- [Records]:

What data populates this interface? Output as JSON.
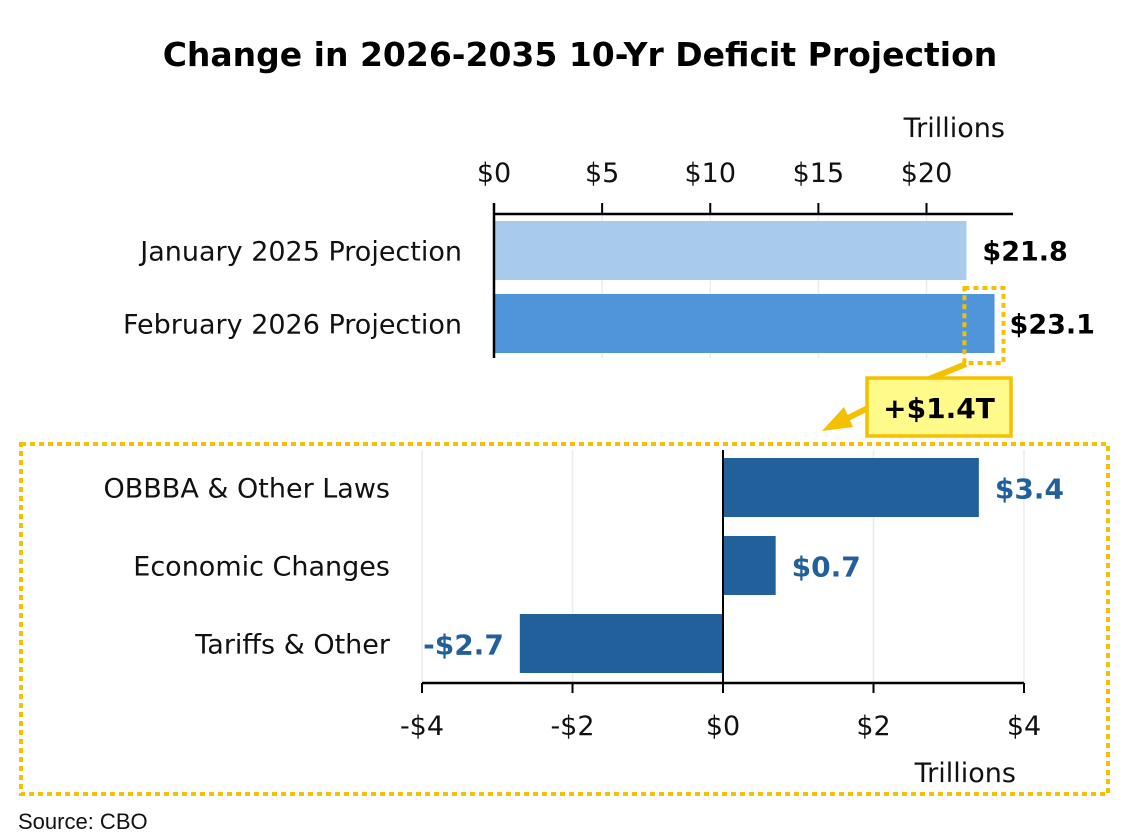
{
  "chart_data": [
    {
      "type": "bar",
      "orientation": "horizontal",
      "title": "Change in 2026-2035 10-Yr Deficit Projection",
      "xlabel": "Trillions",
      "xlim": [
        0,
        24
      ],
      "xticks": [
        0,
        5,
        10,
        15,
        20
      ],
      "xtick_labels": [
        "$0",
        "$5",
        "$10",
        "$15",
        "$20"
      ],
      "axis_position": "top",
      "grid": true,
      "categories": [
        "January 2025 Projection",
        "February 2026 Projection"
      ],
      "values": [
        21.8,
        23.1
      ],
      "value_labels": [
        "$21.8",
        "$23.1"
      ],
      "colors": [
        "#a8cbec",
        "#4f95d9"
      ],
      "annotation": {
        "text": "+$1.4T",
        "refers_to": "February 2026 Projection",
        "highlight_range": [
          21.8,
          23.1
        ]
      }
    },
    {
      "type": "bar",
      "orientation": "horizontal",
      "xlabel": "Trillions",
      "xlim": [
        -4,
        4
      ],
      "xticks": [
        -4,
        -2,
        0,
        2,
        4
      ],
      "xtick_labels": [
        "-$4",
        "-$2",
        "$0",
        "$2",
        "$4"
      ],
      "axis_position": "bottom",
      "grid": true,
      "categories": [
        "OBBBA & Other Laws",
        "Economic Changes",
        "Tariffs & Other"
      ],
      "values": [
        3.4,
        0.7,
        -2.7
      ],
      "value_labels": [
        "$3.4",
        "$0.7",
        "-$2.7"
      ],
      "colors": [
        "#22609b",
        "#22609b",
        "#22609b"
      ]
    }
  ],
  "colors": {
    "highlight": "#f5c000",
    "callout_fill": "#fffa8a",
    "label_blue": "#22609b"
  },
  "source": "Source: CBO"
}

- [Your task]:
Copy out all the entries exactly. Images stay out of the copy.

- [Result below]:
What data populates this interface? Output as JSON.
{
  "chart_data": [
    {
      "type": "bar",
      "orientation": "horizontal",
      "title": "Change in 2026-2035 10-Yr Deficit Projection",
      "xlabel": "Trillions",
      "xlim": [
        0,
        24
      ],
      "xticks": [
        0,
        5,
        10,
        15,
        20
      ],
      "xtick_labels": [
        "$0",
        "$5",
        "$10",
        "$15",
        "$20"
      ],
      "axis_position": "top",
      "grid": true,
      "categories": [
        "January 2025 Projection",
        "February 2026 Projection"
      ],
      "values": [
        21.8,
        23.1
      ],
      "value_labels": [
        "$21.8",
        "$23.1"
      ],
      "colors": [
        "#a8cbec",
        "#4f95d9"
      ],
      "annotation": {
        "text": "+$1.4T",
        "refers_to": "February 2026 Projection",
        "highlight_range": [
          21.8,
          23.1
        ]
      }
    },
    {
      "type": "bar",
      "orientation": "horizontal",
      "xlabel": "Trillions",
      "xlim": [
        -4,
        4
      ],
      "xticks": [
        -4,
        -2,
        0,
        2,
        4
      ],
      "xtick_labels": [
        "-$4",
        "-$2",
        "$0",
        "$2",
        "$4"
      ],
      "axis_position": "bottom",
      "grid": true,
      "categories": [
        "OBBBA & Other Laws",
        "Economic Changes",
        "Tariffs & Other"
      ],
      "values": [
        3.4,
        0.7,
        -2.7
      ],
      "value_labels": [
        "$3.4",
        "$0.7",
        "-$2.7"
      ],
      "colors": [
        "#22609b",
        "#22609b",
        "#22609b"
      ]
    }
  ],
  "colors": {
    "highlight": "#f5c000",
    "callout_fill": "#fffa8a",
    "label_blue": "#22609b"
  },
  "source": "Source: CBO"
}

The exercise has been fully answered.